> **Short task**: In the data below, find every line with the string "title" and pull it out.

> **Given data**:
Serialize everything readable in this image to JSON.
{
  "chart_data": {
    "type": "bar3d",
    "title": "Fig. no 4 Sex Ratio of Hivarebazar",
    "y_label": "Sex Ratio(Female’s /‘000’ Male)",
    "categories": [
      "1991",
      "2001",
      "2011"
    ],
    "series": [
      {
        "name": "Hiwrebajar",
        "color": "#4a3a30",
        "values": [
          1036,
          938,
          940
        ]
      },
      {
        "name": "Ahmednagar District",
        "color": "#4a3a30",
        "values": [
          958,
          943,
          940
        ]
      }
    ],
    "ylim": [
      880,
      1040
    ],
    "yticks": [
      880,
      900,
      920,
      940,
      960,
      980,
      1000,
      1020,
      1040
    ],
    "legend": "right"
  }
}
--
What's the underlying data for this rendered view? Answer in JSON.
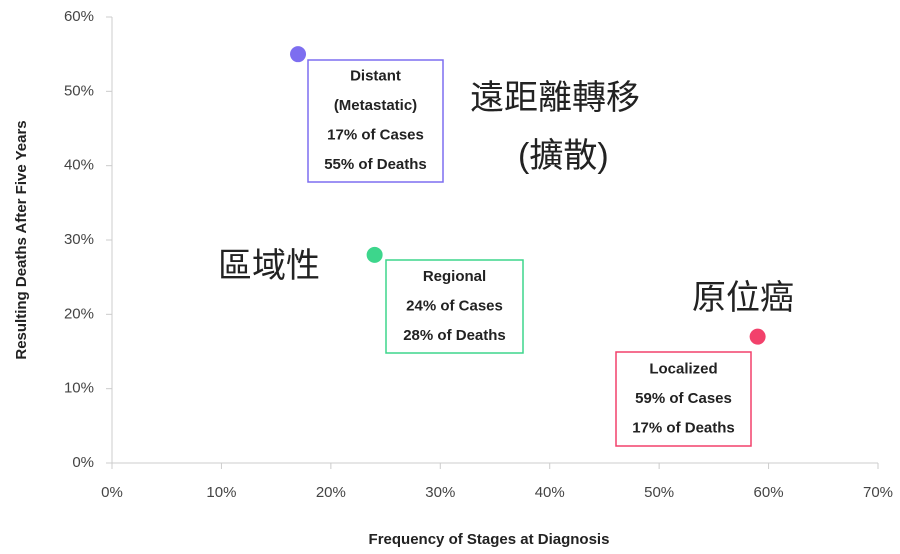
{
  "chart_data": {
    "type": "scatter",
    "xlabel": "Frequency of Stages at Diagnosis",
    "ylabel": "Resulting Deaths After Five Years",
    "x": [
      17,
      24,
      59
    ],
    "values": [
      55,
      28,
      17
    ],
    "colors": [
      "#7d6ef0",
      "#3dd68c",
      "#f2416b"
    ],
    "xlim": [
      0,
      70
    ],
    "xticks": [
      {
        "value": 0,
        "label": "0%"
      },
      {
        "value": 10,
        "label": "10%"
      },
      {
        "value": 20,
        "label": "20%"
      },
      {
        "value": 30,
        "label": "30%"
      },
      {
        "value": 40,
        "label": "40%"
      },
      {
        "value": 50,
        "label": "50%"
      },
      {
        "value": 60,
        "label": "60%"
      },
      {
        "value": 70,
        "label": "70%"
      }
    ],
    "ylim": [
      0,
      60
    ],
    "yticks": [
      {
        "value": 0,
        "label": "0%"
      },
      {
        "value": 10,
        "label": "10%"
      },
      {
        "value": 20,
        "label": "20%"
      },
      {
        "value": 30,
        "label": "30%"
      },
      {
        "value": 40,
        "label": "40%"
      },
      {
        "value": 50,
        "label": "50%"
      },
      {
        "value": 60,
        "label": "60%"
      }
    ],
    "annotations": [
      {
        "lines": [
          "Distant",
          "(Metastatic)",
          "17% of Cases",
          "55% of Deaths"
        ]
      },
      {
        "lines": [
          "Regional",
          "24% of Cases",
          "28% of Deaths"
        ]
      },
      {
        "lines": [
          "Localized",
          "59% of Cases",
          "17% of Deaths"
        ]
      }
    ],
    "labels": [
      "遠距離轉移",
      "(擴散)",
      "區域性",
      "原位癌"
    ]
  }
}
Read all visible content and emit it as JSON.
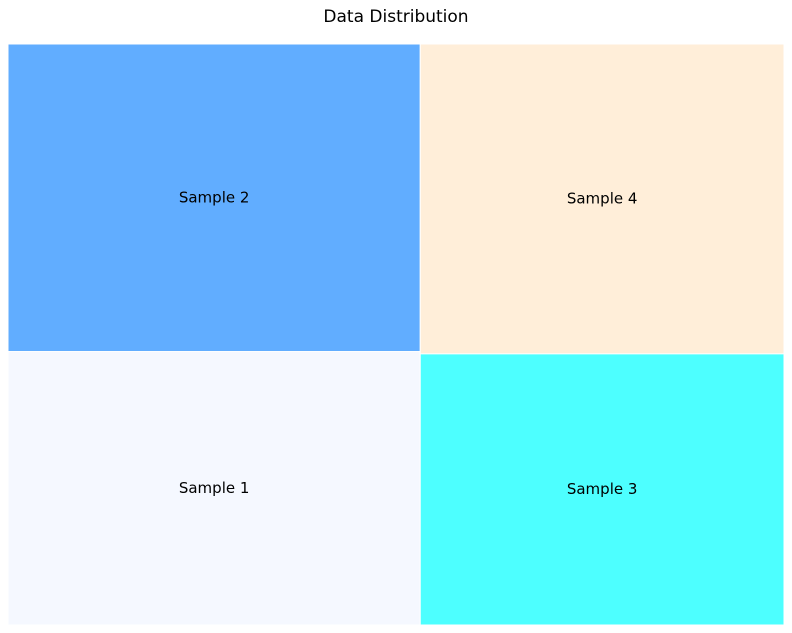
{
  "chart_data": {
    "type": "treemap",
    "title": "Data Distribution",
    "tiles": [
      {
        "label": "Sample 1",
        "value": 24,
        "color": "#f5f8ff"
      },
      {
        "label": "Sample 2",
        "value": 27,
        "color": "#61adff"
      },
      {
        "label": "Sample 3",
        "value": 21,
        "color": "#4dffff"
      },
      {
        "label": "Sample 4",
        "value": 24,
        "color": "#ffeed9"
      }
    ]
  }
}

> **Response to this exercise**:
    "title": "Fig. no 4 Sex Ratio of Hivarebazar",
    "title": "Data Distribution",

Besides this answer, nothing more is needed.